**Request**: Wherever the word "paroxetina" appears in a line, extract that line.

:: Input data ::

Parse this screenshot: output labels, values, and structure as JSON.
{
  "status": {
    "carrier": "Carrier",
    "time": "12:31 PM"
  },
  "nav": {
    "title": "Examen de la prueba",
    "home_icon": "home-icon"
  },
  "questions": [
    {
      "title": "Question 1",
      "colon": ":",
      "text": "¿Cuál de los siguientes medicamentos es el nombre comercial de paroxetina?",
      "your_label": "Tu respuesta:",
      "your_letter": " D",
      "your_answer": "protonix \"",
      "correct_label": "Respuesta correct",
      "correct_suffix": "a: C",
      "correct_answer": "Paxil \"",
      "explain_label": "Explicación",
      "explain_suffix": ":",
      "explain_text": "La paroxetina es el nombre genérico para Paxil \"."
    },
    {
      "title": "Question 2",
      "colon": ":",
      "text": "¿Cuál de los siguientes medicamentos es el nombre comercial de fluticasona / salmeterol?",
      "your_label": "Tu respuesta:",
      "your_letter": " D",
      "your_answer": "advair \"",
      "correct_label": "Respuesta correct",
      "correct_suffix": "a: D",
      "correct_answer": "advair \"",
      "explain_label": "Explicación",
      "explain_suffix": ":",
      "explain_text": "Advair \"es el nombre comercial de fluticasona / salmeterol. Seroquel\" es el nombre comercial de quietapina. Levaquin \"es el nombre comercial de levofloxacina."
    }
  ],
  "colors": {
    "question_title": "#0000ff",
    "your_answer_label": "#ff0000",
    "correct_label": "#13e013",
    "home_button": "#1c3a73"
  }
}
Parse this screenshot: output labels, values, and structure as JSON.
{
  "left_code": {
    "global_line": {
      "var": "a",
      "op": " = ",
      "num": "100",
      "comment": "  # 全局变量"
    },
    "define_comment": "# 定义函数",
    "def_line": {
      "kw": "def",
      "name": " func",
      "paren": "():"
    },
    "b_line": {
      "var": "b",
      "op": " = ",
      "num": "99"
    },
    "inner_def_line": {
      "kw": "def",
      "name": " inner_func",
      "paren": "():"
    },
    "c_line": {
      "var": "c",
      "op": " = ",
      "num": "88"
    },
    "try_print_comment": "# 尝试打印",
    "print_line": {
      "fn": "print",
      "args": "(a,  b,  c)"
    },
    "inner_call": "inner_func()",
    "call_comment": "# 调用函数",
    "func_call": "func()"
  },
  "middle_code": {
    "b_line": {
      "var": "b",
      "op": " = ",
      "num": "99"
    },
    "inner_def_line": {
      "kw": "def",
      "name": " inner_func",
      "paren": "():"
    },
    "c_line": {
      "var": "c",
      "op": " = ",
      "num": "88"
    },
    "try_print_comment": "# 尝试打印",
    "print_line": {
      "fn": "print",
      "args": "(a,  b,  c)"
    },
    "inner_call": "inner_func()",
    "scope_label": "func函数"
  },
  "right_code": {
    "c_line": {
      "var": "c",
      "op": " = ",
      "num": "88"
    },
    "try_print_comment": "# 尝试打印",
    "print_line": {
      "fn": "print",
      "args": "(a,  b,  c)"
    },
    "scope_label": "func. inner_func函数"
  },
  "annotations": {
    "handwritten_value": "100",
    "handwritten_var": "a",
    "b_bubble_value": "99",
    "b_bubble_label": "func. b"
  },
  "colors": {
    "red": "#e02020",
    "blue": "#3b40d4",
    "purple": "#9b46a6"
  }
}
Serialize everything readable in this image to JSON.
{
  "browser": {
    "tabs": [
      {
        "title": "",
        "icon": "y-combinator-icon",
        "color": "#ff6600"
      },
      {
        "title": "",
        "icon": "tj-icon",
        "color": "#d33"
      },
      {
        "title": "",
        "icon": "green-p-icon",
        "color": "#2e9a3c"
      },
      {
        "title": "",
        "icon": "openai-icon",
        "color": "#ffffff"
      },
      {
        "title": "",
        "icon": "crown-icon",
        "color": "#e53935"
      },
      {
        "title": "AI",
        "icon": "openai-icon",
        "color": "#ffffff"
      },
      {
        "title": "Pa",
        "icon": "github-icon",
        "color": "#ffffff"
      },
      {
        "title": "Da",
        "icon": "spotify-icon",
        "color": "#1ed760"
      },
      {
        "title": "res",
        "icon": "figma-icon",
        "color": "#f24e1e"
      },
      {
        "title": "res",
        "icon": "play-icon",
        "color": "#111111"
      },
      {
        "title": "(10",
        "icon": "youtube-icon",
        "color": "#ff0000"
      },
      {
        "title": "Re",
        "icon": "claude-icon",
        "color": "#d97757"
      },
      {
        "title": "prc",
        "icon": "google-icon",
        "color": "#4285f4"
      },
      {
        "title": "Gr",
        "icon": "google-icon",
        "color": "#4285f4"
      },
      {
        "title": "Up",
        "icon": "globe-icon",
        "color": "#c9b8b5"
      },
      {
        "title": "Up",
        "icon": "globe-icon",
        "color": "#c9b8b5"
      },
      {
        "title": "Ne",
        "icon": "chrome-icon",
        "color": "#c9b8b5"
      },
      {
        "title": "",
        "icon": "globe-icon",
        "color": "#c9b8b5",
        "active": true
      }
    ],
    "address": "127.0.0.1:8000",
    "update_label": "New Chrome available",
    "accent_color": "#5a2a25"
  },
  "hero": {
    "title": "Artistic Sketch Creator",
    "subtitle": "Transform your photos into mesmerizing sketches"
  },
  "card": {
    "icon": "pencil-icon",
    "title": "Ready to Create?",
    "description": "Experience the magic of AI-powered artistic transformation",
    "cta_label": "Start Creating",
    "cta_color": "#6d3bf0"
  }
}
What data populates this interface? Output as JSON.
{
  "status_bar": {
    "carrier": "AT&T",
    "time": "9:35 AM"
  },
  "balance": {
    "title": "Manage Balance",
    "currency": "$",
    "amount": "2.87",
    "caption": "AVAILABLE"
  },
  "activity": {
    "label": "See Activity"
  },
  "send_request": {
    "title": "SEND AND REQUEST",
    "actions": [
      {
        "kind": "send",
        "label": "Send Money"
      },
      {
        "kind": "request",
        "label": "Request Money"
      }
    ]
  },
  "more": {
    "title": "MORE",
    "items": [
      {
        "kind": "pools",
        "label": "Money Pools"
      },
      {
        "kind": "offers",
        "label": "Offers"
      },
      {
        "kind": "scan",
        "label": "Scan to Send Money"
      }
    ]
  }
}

:::

**Solved problem**:
      "text": "¿Cuál de los siguientes medicamentos es el nombre comercial de paroxetina?",
      "explain_text": "La paroxetina es el nombre genérico para Paxil \"."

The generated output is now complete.